## Entries supplied:
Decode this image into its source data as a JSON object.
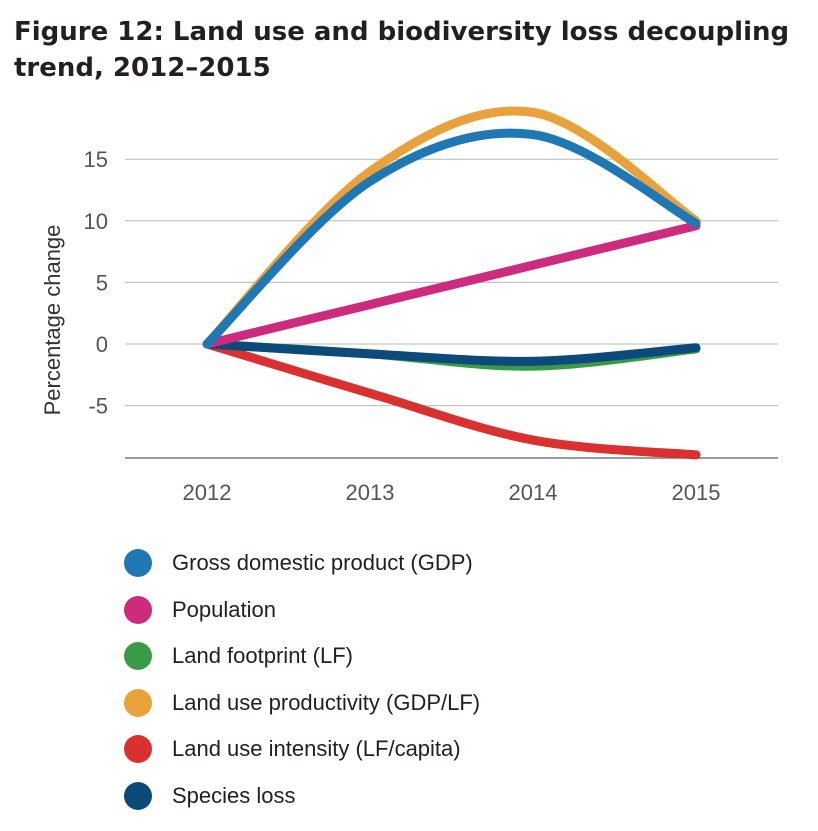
{
  "title": "Figure 12: Land use and biodiversity loss decoupling trend, 2012–2015",
  "chart_data": {
    "type": "line",
    "title": "Figure 12: Land use and biodiversity loss decoupling trend, 2012–2015",
    "xlabel": "",
    "ylabel": "Percentage change",
    "x": [
      2012,
      2013,
      2014,
      2015
    ],
    "ylim": [
      -9,
      18
    ],
    "yticks": [
      15,
      10,
      5,
      0,
      -5
    ],
    "grid": true,
    "legend_position": "bottom",
    "series": [
      {
        "name": "Gross domestic product (GDP)",
        "color": "#1f77b4",
        "values": [
          0,
          13.2,
          17,
          9.8
        ]
      },
      {
        "name": "Population",
        "color": "#cc2b7e",
        "values": [
          0,
          3.2,
          6.4,
          9.6
        ]
      },
      {
        "name": "Land footprint (LF)",
        "color": "#3a9a45",
        "values": [
          0,
          -0.8,
          -1.8,
          -0.4
        ]
      },
      {
        "name": "Land use productivity (GDP/LF)",
        "color": "#e9a23b",
        "values": [
          0,
          14,
          18.8,
          10
        ]
      },
      {
        "name": "Land use intensity (LF/capita)",
        "color": "#d93030",
        "values": [
          0,
          -4,
          -7.8,
          -9
        ]
      },
      {
        "name": "Species loss",
        "color": "#0b4a7a",
        "values": [
          0,
          -0.8,
          -1.4,
          -0.3
        ]
      }
    ]
  }
}
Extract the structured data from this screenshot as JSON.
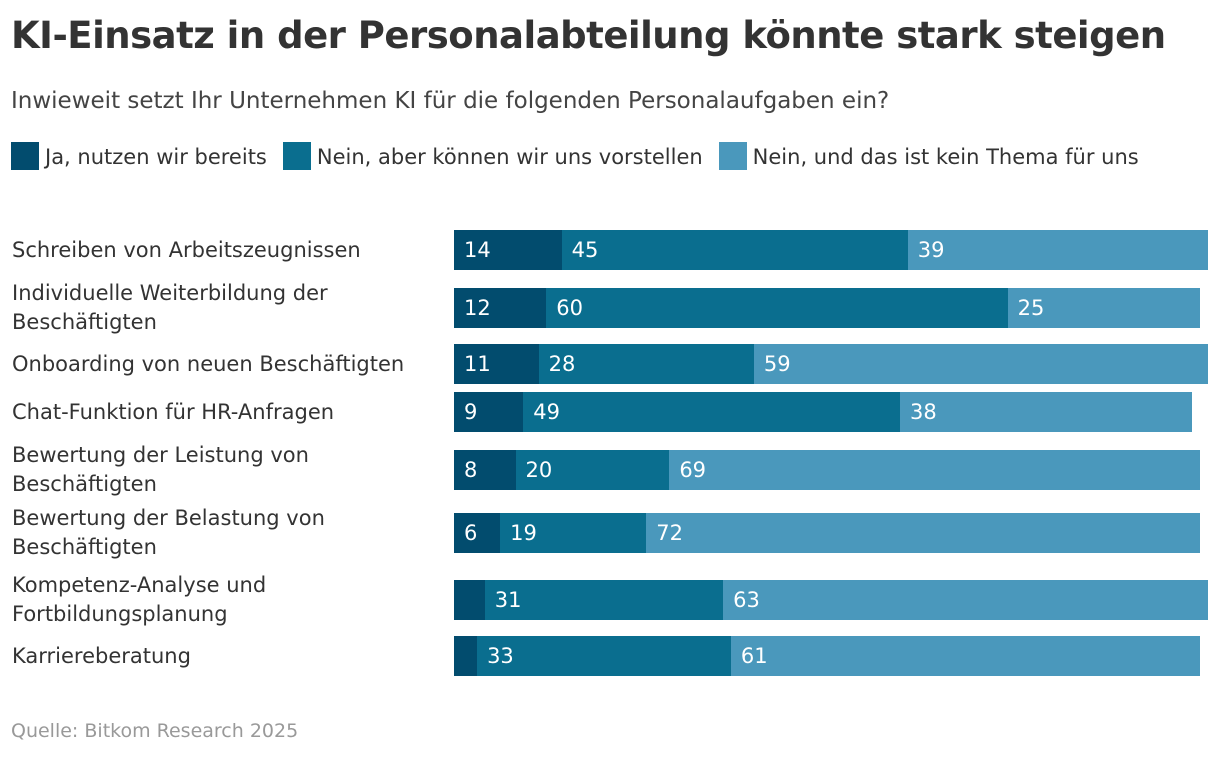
{
  "chart_data": {
    "type": "bar",
    "orientation": "horizontal",
    "stacked": true,
    "title": "KI-Einsatz in der Personalabteilung könnte stark steigen",
    "subtitle": "Inwieweit setzt Ihr Unternehmen KI für die folgenden Personalaufgaben ein?",
    "source": "Quelle: Bitkom Research 2025",
    "legend_position": "top",
    "categories": [
      "Schreiben von Arbeitszeugnissen",
      "Individuelle Weiterbildung der Beschäftigten",
      "Onboarding von neuen Beschäftigten",
      "Chat-Funktion für HR-Anfragen",
      "Bewertung der Leistung von Beschäftigten",
      "Bewertung der Belastung von Beschäftigten",
      "Kompetenz-Analyse und Fortbildungsplanung",
      "Karriereberatung"
    ],
    "series": [
      {
        "name": "Ja, nutzen wir bereits",
        "color": "#024c6e",
        "values": [
          14,
          12,
          11,
          9,
          8,
          6,
          4,
          3
        ],
        "labels_shown": [
          true,
          true,
          true,
          true,
          true,
          true,
          false,
          false
        ]
      },
      {
        "name": "Nein, aber können wir uns vorstellen",
        "color": "#0a6e8f",
        "values": [
          45,
          60,
          28,
          49,
          20,
          19,
          31,
          33
        ],
        "labels_shown": [
          true,
          true,
          true,
          true,
          true,
          true,
          true,
          true
        ]
      },
      {
        "name": "Nein, und das ist kein Thema für uns",
        "color": "#4a98bc",
        "values": [
          39,
          25,
          59,
          38,
          69,
          72,
          63,
          61
        ],
        "labels_shown": [
          true,
          true,
          true,
          true,
          true,
          true,
          true,
          true
        ]
      }
    ],
    "xlim": [
      0,
      100
    ]
  }
}
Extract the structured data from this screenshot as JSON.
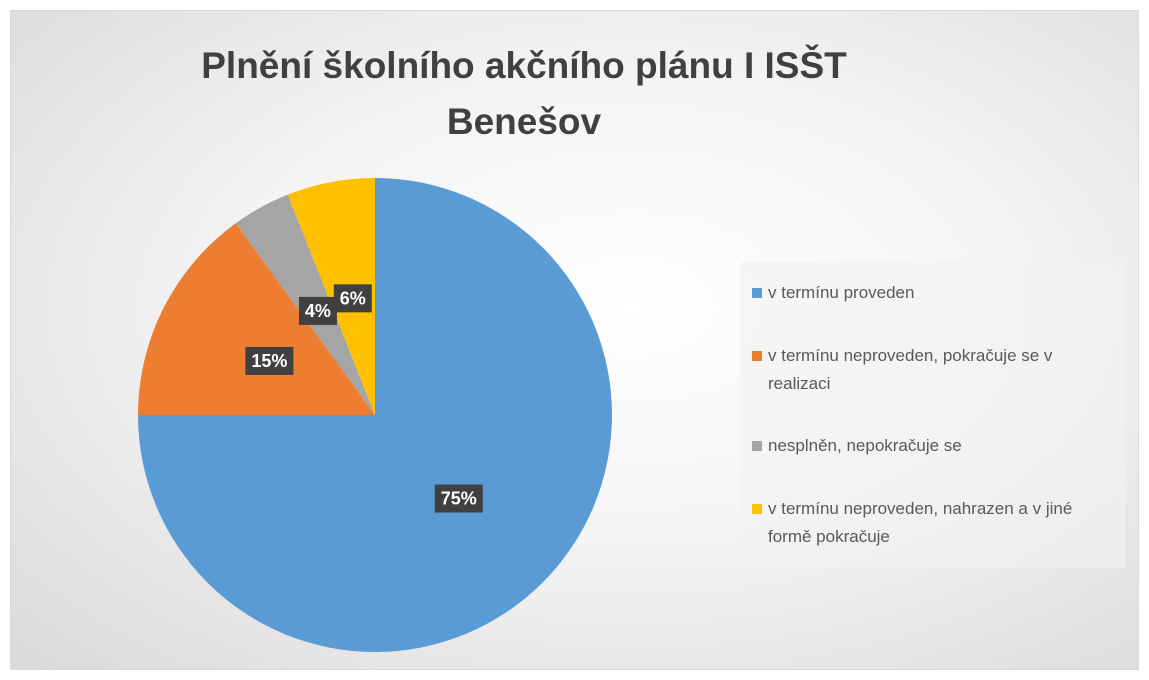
{
  "chart_data": {
    "type": "pie",
    "title": "Plnění školního akčního plánu I ISŠT Benešov",
    "categories": [
      "v termínu proveden",
      "v termínu neproveden, pokračuje se v realizaci",
      "nesplněn, nepokračuje se",
      "v termínu neproveden, nahrazen a v jiné formě pokračuje"
    ],
    "values": [
      75,
      15,
      4,
      6
    ],
    "value_labels": [
      "75%",
      "15%",
      "4%",
      "6%"
    ],
    "colors": [
      "#5b9bd5",
      "#ed7d31",
      "#a5a5a5",
      "#ffc000"
    ],
    "legend": "right"
  }
}
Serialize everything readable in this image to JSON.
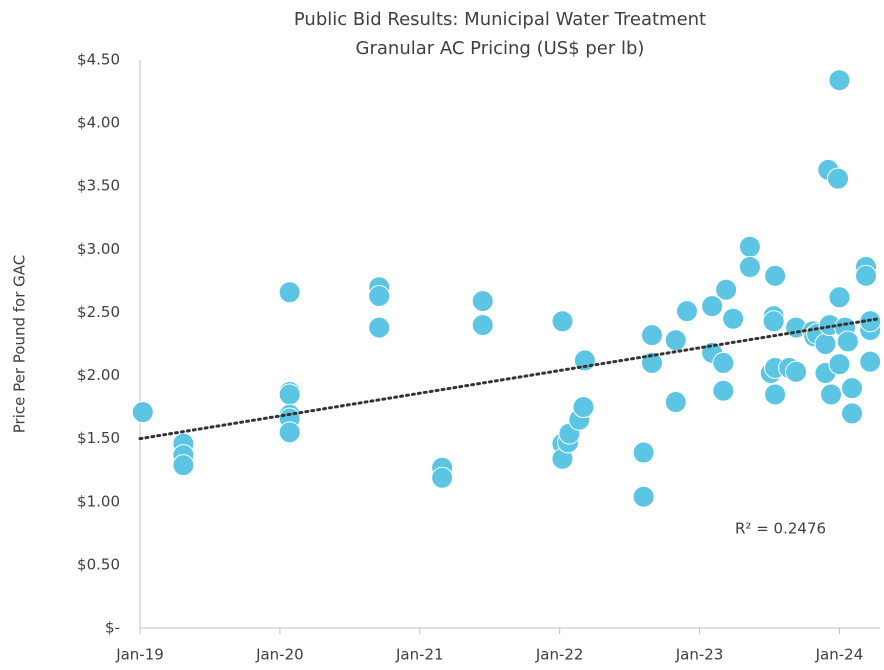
{
  "chart_data": {
    "type": "scatter",
    "title": [
      "Public Bid Results: Municipal Water Treatment",
      "Granular AC Pricing (US$ per lb)"
    ],
    "y_label": "Price Per Pound for GAC",
    "annotation": "R² = 0.2476",
    "xlim": [
      2019,
      2024.29
    ],
    "xticks": [
      {
        "value": 2019,
        "label": "Jan-19"
      },
      {
        "value": 2020,
        "label": "Jan-20"
      },
      {
        "value": 2021,
        "label": "Jan-21"
      },
      {
        "value": 2022,
        "label": "Jan-22"
      },
      {
        "value": 2023,
        "label": "Jan-23"
      },
      {
        "value": 2024,
        "label": "Jan-24"
      }
    ],
    "ylim": [
      0,
      4.5
    ],
    "yticks": [
      {
        "value": 0,
        "label": "$-"
      },
      {
        "value": 0.5,
        "label": "$0.50"
      },
      {
        "value": 1,
        "label": "$1.00"
      },
      {
        "value": 1.5,
        "label": "$1.50"
      },
      {
        "value": 2,
        "label": "$2.00"
      },
      {
        "value": 2.5,
        "label": "$2.50"
      },
      {
        "value": 3,
        "label": "$3.00"
      },
      {
        "value": 3.5,
        "label": "$3.50"
      },
      {
        "value": 4,
        "label": "$4.00"
      },
      {
        "value": 4.5,
        "label": "$4.50"
      }
    ],
    "color": "#5bc5e3",
    "x": [
      2019.02,
      2019.31,
      2019.31,
      2019.31,
      2020.07,
      2020.07,
      2020.07,
      2020.07,
      2020.07,
      2020.07,
      2020.71,
      2020.71,
      2020.71,
      2021.16,
      2021.16,
      2021.45,
      2021.45,
      2022.02,
      2022.02,
      2022.02,
      2022.06,
      2022.07,
      2022.14,
      2022.17,
      2022.18,
      2022.6,
      2022.6,
      2022.66,
      2022.66,
      2022.83,
      2022.83,
      2022.91,
      2023.09,
      2023.09,
      2023.17,
      2023.17,
      2023.19,
      2023.24,
      2023.36,
      2023.36,
      2023.51,
      2023.54,
      2023.54,
      2023.53,
      2023.53,
      2023.54,
      2023.64,
      2023.69,
      2023.69,
      2023.81,
      2023.82,
      2023.84,
      2023.9,
      2023.9,
      2023.92,
      2023.93,
      2023.94,
      2023.99,
      2024.0,
      2024.0,
      2024.0,
      2024.04,
      2024.06,
      2024.09,
      2024.09,
      2024.19,
      2024.19,
      2024.22,
      2024.22,
      2024.22
    ],
    "values": [
      1.71,
      1.46,
      1.37,
      1.29,
      2.66,
      1.87,
      1.85,
      1.69,
      1.66,
      1.55,
      2.7,
      2.63,
      2.38,
      1.27,
      1.19,
      2.59,
      2.4,
      2.43,
      1.46,
      1.34,
      1.47,
      1.54,
      1.65,
      1.75,
      2.12,
      1.39,
      1.04,
      2.32,
      2.1,
      2.28,
      1.79,
      2.51,
      2.55,
      2.18,
      2.1,
      1.88,
      2.68,
      2.45,
      3.02,
      2.86,
      2.02,
      2.06,
      1.85,
      2.47,
      2.43,
      2.79,
      2.06,
      2.03,
      2.38,
      2.35,
      2.31,
      2.33,
      2.25,
      2.02,
      3.63,
      2.4,
      1.85,
      3.56,
      2.62,
      4.34,
      2.09,
      2.38,
      2.27,
      1.9,
      1.7,
      2.86,
      2.79,
      2.36,
      2.43,
      2.11
    ],
    "trendline": {
      "x": [
        2019,
        2024.28
      ],
      "values": [
        1.5,
        2.45
      ],
      "color": "#333333"
    }
  }
}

## Task requirements:
Omit the pictures, then quote the rest of the material above exactly.

## Written solution:
Decode this image into its source data as a JSON object.
{
  "title": "Figure 12: Land use and biodiversity loss decoupling trend, 2012–2015",
  "chart_data": {
    "type": "line",
    "title": "Figure 12: Land use and biodiversity loss decoupling trend, 2012–2015",
    "xlabel": "",
    "ylabel": "Percentage change",
    "x": [
      2012,
      2013,
      2014,
      2015
    ],
    "ylim": [
      -9,
      18
    ],
    "yticks": [
      15,
      10,
      5,
      0,
      -5
    ],
    "grid": true,
    "legend_position": "bottom",
    "series": [
      {
        "name": "Gross domestic product (GDP)",
        "color": "#1f77b4",
        "values": [
          0,
          13.2,
          17,
          9.8
        ]
      },
      {
        "name": "Population",
        "color": "#cc2b7e",
        "values": [
          0,
          3.2,
          6.4,
          9.6
        ]
      },
      {
        "name": "Land footprint (LF)",
        "color": "#3a9a45",
        "values": [
          0,
          -0.8,
          -1.8,
          -0.4
        ]
      },
      {
        "name": "Land use productivity (GDP/LF)",
        "color": "#e9a23b",
        "values": [
          0,
          14,
          18.8,
          10
        ]
      },
      {
        "name": "Land use intensity (LF/capita)",
        "color": "#d93030",
        "values": [
          0,
          -4,
          -7.8,
          -9
        ]
      },
      {
        "name": "Species loss",
        "color": "#0b4a7a",
        "values": [
          0,
          -0.8,
          -1.4,
          -0.3
        ]
      }
    ]
  }
}
Extract the structured data from this screenshot as JSON.
{
  "chart_data": {
    "type": "bar",
    "orientation": "horizontal",
    "stacked": true,
    "title": "KI-Einsatz in der Personalabteilung könnte stark steigen",
    "subtitle": "Inwieweit setzt Ihr Unternehmen KI für die folgenden Personalaufgaben ein?",
    "source": "Quelle: Bitkom Research 2025",
    "legend_position": "top",
    "categories": [
      "Schreiben von Arbeitszeugnissen",
      "Individuelle Weiterbildung der Beschäftigten",
      "Onboarding von neuen Beschäftigten",
      "Chat-Funktion für HR-Anfragen",
      "Bewertung der Leistung von Beschäftigten",
      "Bewertung der Belastung von Beschäftigten",
      "Kompetenz-Analyse und Fortbildungsplanung",
      "Karriereberatung"
    ],
    "series": [
      {
        "name": "Ja, nutzen wir bereits",
        "color": "#024c6e",
        "values": [
          14,
          12,
          11,
          9,
          8,
          6,
          4,
          3
        ],
        "labels_shown": [
          true,
          true,
          true,
          true,
          true,
          true,
          false,
          false
        ]
      },
      {
        "name": "Nein, aber können wir uns vorstellen",
        "color": "#0a6e8f",
        "values": [
          45,
          60,
          28,
          49,
          20,
          19,
          31,
          33
        ],
        "labels_shown": [
          true,
          true,
          true,
          true,
          true,
          true,
          true,
          true
        ]
      },
      {
        "name": "Nein, und das ist kein Thema für uns",
        "color": "#4a98bc",
        "values": [
          39,
          25,
          59,
          38,
          69,
          72,
          63,
          61
        ],
        "labels_shown": [
          true,
          true,
          true,
          true,
          true,
          true,
          true,
          true
        ]
      }
    ],
    "xlim": [
      0,
      100
    ]
  }
}
Extract the structured data from this screenshot as JSON.
{
  "chart_data": {
    "type": "pie",
    "title": "Plnění školního akčního plánu I ISŠT Benešov",
    "categories": [
      "v termínu proveden",
      "v termínu neproveden, pokračuje se v realizaci",
      "nesplněn, nepokračuje se",
      "v termínu neproveden, nahrazen a v jiné formě pokračuje"
    ],
    "values": [
      75,
      15,
      4,
      6
    ],
    "value_labels": [
      "75%",
      "15%",
      "4%",
      "6%"
    ],
    "colors": [
      "#5b9bd5",
      "#ed7d31",
      "#a5a5a5",
      "#ffc000"
    ],
    "legend": "right"
  }
}
Serialize everything readable in this image to JSON.
{
  "chart_data": {
    "type": "scatter",
    "title": [
      "Public Bid Results: Municipal Water Treatment",
      "Granular AC Pricing (US$ per lb)"
    ],
    "y_label": "Price Per Pound for GAC",
    "annotation": "R² = 0.2476",
    "xlim": [
      2019,
      2024.29
    ],
    "xticks": [
      {
        "value": 2019,
        "label": "Jan-19"
      },
      {
        "value": 2020,
        "label": "Jan-20"
      },
      {
        "value": 2021,
        "label": "Jan-21"
      },
      {
        "value": 2022,
        "label": "Jan-22"
      },
      {
        "value": 2023,
        "label": "Jan-23"
      },
      {
        "value": 2024,
        "label": "Jan-24"
      }
    ],
    "ylim": [
      0,
      4.5
    ],
    "yticks": [
      {
        "value": 0,
        "label": "$-"
      },
      {
        "value": 0.5,
        "label": "$0.50"
      },
      {
        "value": 1,
        "label": "$1.00"
      },
      {
        "value": 1.5,
        "label": "$1.50"
      },
      {
        "value": 2,
        "label": "$2.00"
      },
      {
        "value": 2.5,
        "label": "$2.50"
      },
      {
        "value": 3,
        "label": "$3.00"
      },
      {
        "value": 3.5,
        "label": "$3.50"
      },
      {
        "value": 4,
        "label": "$4.00"
      },
      {
        "value": 4.5,
        "label": "$4.50"
      }
    ],
    "color": "#5bc5e3",
    "x": [
      2019.02,
      2019.31,
      2019.31,
      2019.31,
      2020.07,
      2020.07,
      2020.07,
      2020.07,
      2020.07,
      2020.07,
      2020.71,
      2020.71,
      2020.71,
      2021.16,
      2021.16,
      2021.45,
      2021.45,
      2022.02,
      2022.02,
      2022.02,
      2022.06,
      2022.07,
      2022.14,
      2022.17,
      2022.18,
      2022.6,
      2022.6,
      2022.66,
      2022.66,
      2022.83,
      2022.83,
      2022.91,
      2023.09,
      2023.09,
      2023.17,
      2023.17,
      2023.19,
      2023.24,
      2023.36,
      2023.36,
      2023.51,
      2023.54,
      2023.54,
      2023.53,
      2023.53,
      2023.54,
      2023.64,
      2023.69,
      2023.69,
      2023.81,
      2023.82,
      2023.84,
      2023.9,
      2023.9,
      2023.92,
      2023.93,
      2023.94,
      2023.99,
      2024.0,
      2024.0,
      2024.0,
      2024.04,
      2024.06,
      2024.09,
      2024.09,
      2024.19,
      2024.19,
      2024.22,
      2024.22,
      2024.22
    ],
    "values": [
      1.71,
      1.46,
      1.37,
      1.29,
      2.66,
      1.87,
      1.85,
      1.69,
      1.66,
      1.55,
      2.7,
      2.63,
      2.38,
      1.27,
      1.19,
      2.59,
      2.4,
      2.43,
      1.46,
      1.34,
      1.47,
      1.54,
      1.65,
      1.75,
      2.12,
      1.39,
      1.04,
      2.32,
      2.1,
      2.28,
      1.79,
      2.51,
      2.55,
      2.18,
      2.1,
      1.88,
      2.68,
      2.45,
      3.02,
      2.86,
      2.02,
      2.06,
      1.85,
      2.47,
      2.43,
      2.79,
      2.06,
      2.03,
      2.38,
      2.35,
      2.31,
      2.33,
      2.25,
      2.02,
      3.63,
      2.4,
      1.85,
      3.56,
      2.62,
      4.34,
      2.09,
      2.38,
      2.27,
      1.9,
      1.7,
      2.86,
      2.79,
      2.36,
      2.43,
      2.11
    ],
    "trendline": {
      "x": [
        2019,
        2024.28
      ],
      "values": [
        1.5,
        2.45
      ],
      "color": "#333333"
    }
  }
}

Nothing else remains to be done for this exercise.